◆ OBJECTIVE: Count every line that holds the string "document", and report the number alone.

◆ RECORDS TO USE:
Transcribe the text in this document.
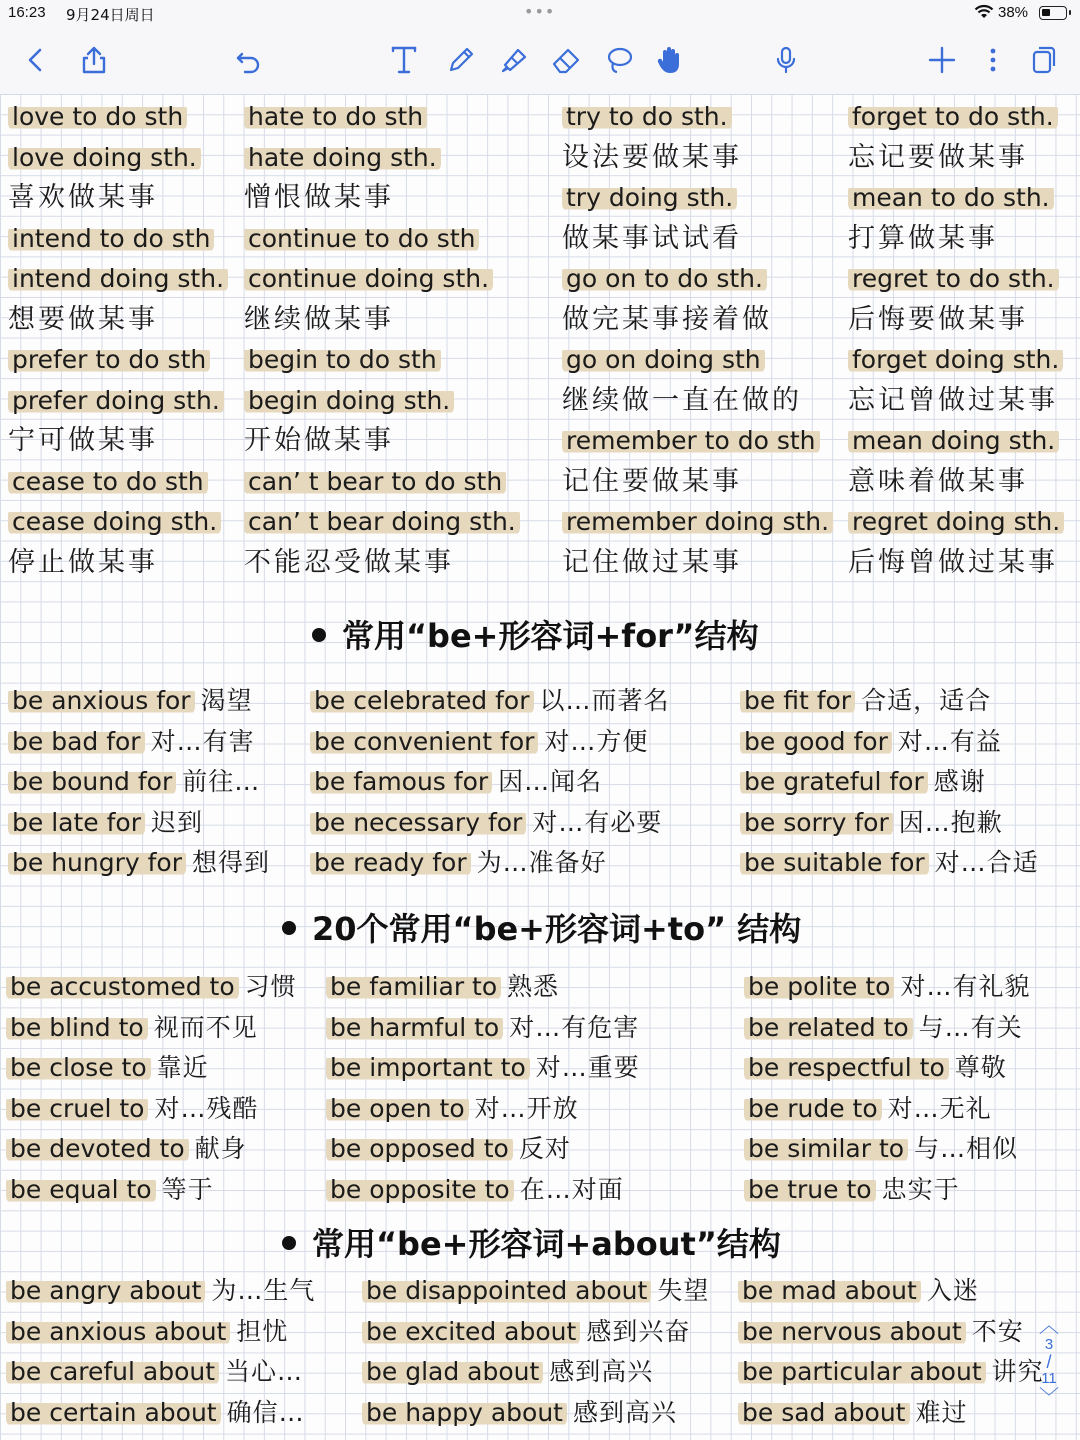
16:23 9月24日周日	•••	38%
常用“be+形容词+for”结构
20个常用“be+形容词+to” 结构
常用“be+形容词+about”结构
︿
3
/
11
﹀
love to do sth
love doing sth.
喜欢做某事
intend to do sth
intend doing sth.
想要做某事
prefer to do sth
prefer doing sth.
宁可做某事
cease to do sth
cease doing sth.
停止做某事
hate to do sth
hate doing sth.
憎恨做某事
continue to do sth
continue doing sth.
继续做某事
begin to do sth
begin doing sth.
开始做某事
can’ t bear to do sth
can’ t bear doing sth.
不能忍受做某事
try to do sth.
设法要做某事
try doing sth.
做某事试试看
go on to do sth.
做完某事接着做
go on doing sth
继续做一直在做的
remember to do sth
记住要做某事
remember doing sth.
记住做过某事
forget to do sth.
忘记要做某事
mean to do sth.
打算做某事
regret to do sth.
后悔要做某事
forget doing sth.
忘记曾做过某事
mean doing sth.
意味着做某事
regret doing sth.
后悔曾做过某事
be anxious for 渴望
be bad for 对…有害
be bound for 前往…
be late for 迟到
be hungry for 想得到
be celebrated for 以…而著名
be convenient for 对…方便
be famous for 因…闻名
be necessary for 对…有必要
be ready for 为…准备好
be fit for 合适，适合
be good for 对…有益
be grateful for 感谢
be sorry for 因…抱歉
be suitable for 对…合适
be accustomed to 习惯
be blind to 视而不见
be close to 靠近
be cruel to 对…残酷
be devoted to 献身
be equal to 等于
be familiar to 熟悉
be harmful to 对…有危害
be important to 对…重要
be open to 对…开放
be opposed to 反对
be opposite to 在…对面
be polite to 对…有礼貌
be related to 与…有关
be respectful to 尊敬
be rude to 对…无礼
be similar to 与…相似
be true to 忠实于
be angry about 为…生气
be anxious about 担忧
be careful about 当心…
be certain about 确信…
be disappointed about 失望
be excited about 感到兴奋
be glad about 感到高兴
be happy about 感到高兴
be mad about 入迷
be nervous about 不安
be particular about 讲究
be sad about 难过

...

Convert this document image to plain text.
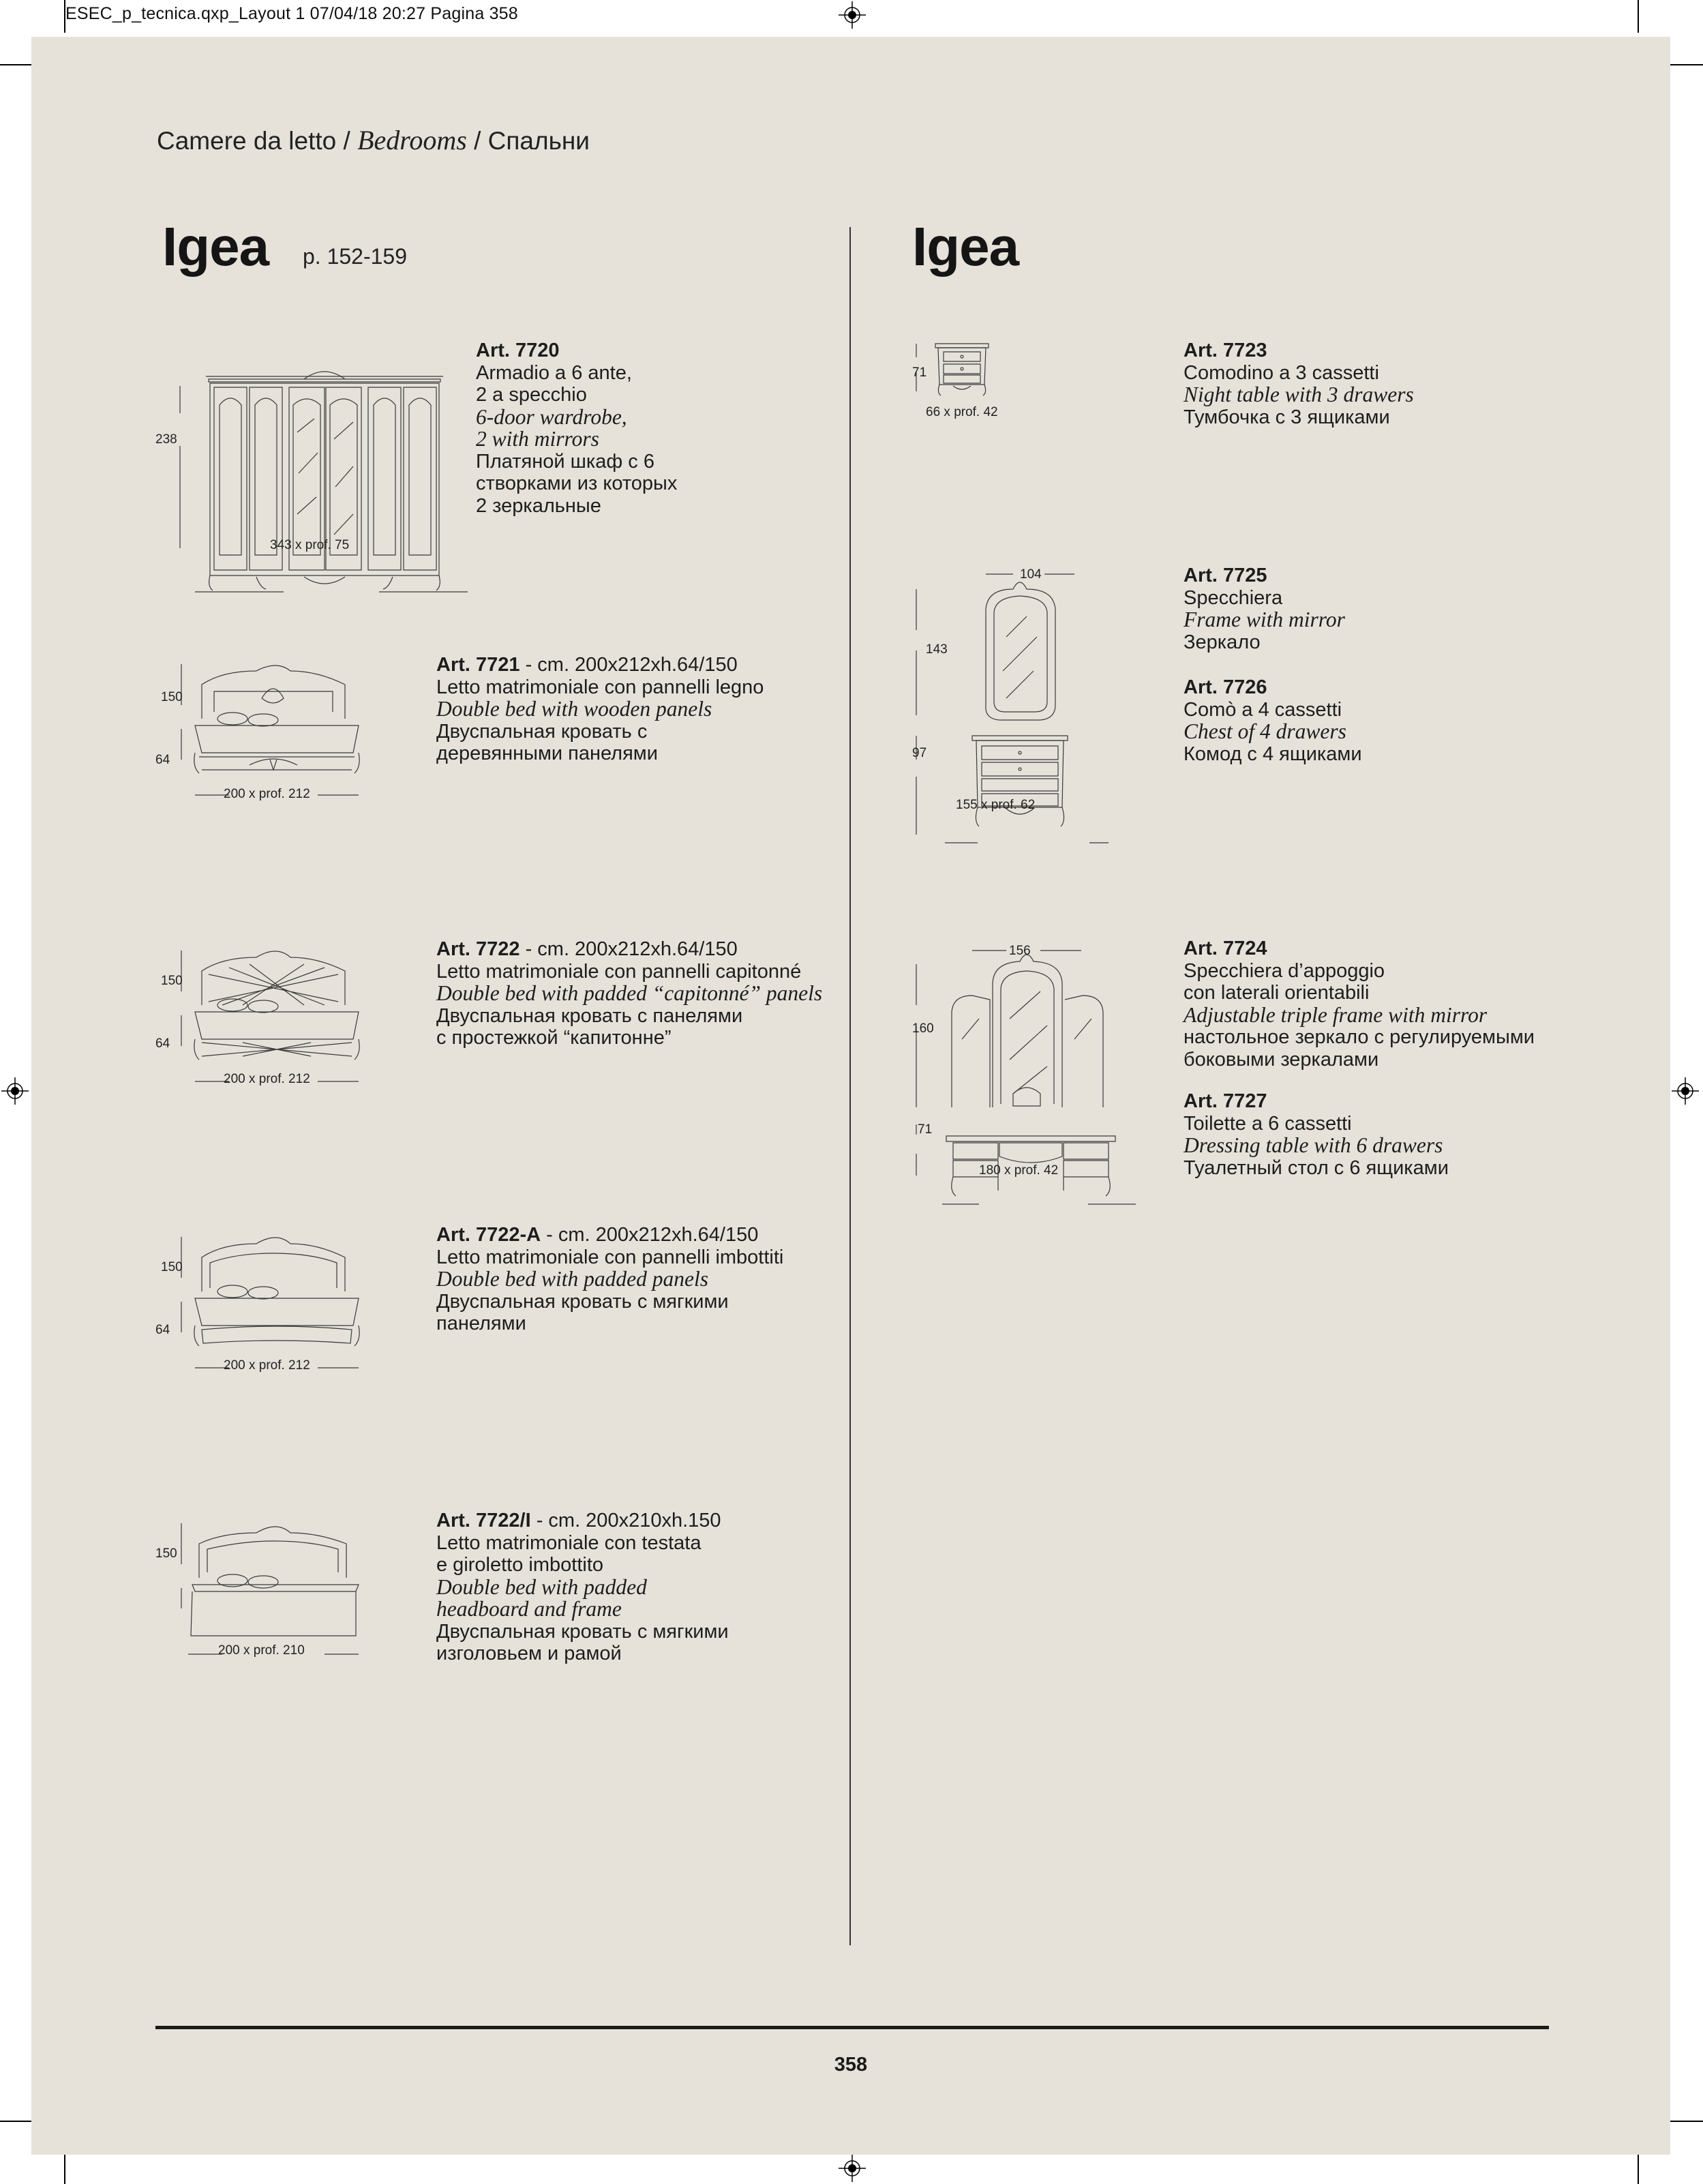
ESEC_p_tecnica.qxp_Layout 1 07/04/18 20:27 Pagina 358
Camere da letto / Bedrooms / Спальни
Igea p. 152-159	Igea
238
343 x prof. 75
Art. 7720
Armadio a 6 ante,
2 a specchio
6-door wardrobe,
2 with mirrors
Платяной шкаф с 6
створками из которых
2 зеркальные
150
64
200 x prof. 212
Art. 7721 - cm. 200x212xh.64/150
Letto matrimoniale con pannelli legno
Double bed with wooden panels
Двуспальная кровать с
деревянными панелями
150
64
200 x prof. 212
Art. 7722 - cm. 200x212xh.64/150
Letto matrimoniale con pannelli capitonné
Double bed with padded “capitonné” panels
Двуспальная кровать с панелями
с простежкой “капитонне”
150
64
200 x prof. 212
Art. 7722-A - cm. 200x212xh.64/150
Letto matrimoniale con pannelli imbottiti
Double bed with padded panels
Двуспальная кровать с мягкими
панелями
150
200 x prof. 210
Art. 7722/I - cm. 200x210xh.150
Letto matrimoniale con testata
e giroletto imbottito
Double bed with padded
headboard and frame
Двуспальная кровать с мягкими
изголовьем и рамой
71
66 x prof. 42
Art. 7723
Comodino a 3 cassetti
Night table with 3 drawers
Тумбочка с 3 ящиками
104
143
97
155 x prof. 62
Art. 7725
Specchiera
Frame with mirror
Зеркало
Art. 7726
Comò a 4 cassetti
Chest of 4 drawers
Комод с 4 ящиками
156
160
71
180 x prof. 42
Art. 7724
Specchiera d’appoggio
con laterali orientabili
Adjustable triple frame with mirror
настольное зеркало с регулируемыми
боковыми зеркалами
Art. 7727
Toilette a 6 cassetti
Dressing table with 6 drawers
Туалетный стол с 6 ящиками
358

◆ WORKED ANSWER: 2